> **Problem to work on**
Output every entry exactly, from the first line to the last.

> **Data for the task**

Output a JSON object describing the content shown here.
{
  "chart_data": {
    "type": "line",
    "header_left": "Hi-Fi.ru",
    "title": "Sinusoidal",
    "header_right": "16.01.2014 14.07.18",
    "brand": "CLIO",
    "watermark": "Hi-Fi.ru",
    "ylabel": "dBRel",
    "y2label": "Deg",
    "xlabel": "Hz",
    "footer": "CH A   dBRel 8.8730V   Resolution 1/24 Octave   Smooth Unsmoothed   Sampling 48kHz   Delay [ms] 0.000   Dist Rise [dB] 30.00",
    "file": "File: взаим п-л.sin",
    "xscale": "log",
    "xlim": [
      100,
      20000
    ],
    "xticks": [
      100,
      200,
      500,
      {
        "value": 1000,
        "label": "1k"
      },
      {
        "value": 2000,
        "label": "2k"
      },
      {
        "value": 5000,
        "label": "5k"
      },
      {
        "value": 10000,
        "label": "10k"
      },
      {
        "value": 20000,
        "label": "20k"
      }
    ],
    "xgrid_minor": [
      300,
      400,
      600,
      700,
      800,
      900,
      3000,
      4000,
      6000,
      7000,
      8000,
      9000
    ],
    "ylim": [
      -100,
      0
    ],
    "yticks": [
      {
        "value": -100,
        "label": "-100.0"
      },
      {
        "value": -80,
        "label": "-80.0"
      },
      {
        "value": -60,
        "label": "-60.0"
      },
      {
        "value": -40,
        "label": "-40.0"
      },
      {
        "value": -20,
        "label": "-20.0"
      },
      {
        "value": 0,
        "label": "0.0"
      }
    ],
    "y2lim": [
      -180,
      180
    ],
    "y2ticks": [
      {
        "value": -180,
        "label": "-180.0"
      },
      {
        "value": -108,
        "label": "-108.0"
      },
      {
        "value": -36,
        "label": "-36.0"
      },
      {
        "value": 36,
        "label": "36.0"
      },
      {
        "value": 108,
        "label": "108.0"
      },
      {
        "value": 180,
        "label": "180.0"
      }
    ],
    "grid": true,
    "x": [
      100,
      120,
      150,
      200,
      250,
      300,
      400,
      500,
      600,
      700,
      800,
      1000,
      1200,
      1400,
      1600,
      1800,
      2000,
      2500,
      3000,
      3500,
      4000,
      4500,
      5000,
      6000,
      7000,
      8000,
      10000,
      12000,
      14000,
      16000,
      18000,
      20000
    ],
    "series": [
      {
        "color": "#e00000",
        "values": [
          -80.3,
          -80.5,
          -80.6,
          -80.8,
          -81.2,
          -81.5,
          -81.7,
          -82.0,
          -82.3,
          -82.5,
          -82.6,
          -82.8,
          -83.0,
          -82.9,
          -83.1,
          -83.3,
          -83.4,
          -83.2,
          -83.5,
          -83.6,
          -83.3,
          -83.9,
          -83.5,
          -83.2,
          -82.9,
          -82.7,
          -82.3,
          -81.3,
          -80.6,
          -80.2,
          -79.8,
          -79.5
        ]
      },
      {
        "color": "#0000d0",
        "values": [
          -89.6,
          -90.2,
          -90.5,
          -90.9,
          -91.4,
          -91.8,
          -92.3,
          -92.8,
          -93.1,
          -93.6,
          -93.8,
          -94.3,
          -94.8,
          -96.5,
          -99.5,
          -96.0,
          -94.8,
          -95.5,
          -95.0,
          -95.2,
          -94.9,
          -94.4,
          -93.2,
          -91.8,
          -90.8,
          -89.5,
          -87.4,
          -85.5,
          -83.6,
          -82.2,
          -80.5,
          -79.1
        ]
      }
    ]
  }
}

> **Response to the task**
Output a JSON object describing the content shown here.
{
  "chart_data": {
    "type": "line",
    "header_left": "Hi-Fi.ru",
    "title": "Sinusoidal",
    "header_right": "16.01.2014 14.07.18",
    "brand": "CLIO",
    "watermark": "Hi-Fi.ru",
    "ylabel": "dBRel",
    "y2label": "Deg",
    "xlabel": "Hz",
    "footer": "CH A   dBRel 8.8730V   Resolution 1/24 Octave   Smooth Unsmoothed   Sampling 48kHz   Delay [ms] 0.000   Dist Rise [dB] 30.00",
    "file": "File: взаим п-л.sin",
    "xscale": "log",
    "xlim": [
      100,
      20000
    ],
    "xticks": [
      100,
      200,
      500,
      {
        "value": 1000,
        "label": "1k"
      },
      {
        "value": 2000,
        "label": "2k"
      },
      {
        "value": 5000,
        "label": "5k"
      },
      {
        "value": 10000,
        "label": "10k"
      },
      {
        "value": 20000,
        "label": "20k"
      }
    ],
    "xgrid_minor": [
      300,
      400,
      600,
      700,
      800,
      900,
      3000,
      4000,
      6000,
      7000,
      8000,
      9000
    ],
    "ylim": [
      -100,
      0
    ],
    "yticks": [
      {
        "value": -100,
        "label": "-100.0"
      },
      {
        "value": -80,
        "label": "-80.0"
      },
      {
        "value": -60,
        "label": "-60.0"
      },
      {
        "value": -40,
        "label": "-40.0"
      },
      {
        "value": -20,
        "label": "-20.0"
      },
      {
        "value": 0,
        "label": "0.0"
      }
    ],
    "y2lim": [
      -180,
      180
    ],
    "y2ticks": [
      {
        "value": -180,
        "label": "-180.0"
      },
      {
        "value": -108,
        "label": "-108.0"
      },
      {
        "value": -36,
        "label": "-36.0"
      },
      {
        "value": 36,
        "label": "36.0"
      },
      {
        "value": 108,
        "label": "108.0"
      },
      {
        "value": 180,
        "label": "180.0"
      }
    ],
    "grid": true,
    "x": [
      100,
      120,
      150,
      200,
      250,
      300,
      400,
      500,
      600,
      700,
      800,
      1000,
      1200,
      1400,
      1600,
      1800,
      2000,
      2500,
      3000,
      3500,
      4000,
      4500,
      5000,
      6000,
      7000,
      8000,
      10000,
      12000,
      14000,
      16000,
      18000,
      20000
    ],
    "series": [
      {
        "color": "#e00000",
        "values": [
          -80.3,
          -80.5,
          -80.6,
          -80.8,
          -81.2,
          -81.5,
          -81.7,
          -82.0,
          -82.3,
          -82.5,
          -82.6,
          -82.8,
          -83.0,
          -82.9,
          -83.1,
          -83.3,
          -83.4,
          -83.2,
          -83.5,
          -83.6,
          -83.3,
          -83.9,
          -83.5,
          -83.2,
          -82.9,
          -82.7,
          -82.3,
          -81.3,
          -80.6,
          -80.2,
          -79.8,
          -79.5
        ]
      },
      {
        "color": "#0000d0",
        "values": [
          -89.6,
          -90.2,
          -90.5,
          -90.9,
          -91.4,
          -91.8,
          -92.3,
          -92.8,
          -93.1,
          -93.6,
          -93.8,
          -94.3,
          -94.8,
          -96.5,
          -99.5,
          -96.0,
          -94.8,
          -95.5,
          -95.0,
          -95.2,
          -94.9,
          -94.4,
          -93.2,
          -91.8,
          -90.8,
          -89.5,
          -87.4,
          -85.5,
          -83.6,
          -82.2,
          -80.5,
          -79.1
        ]
      }
    ]
  }
}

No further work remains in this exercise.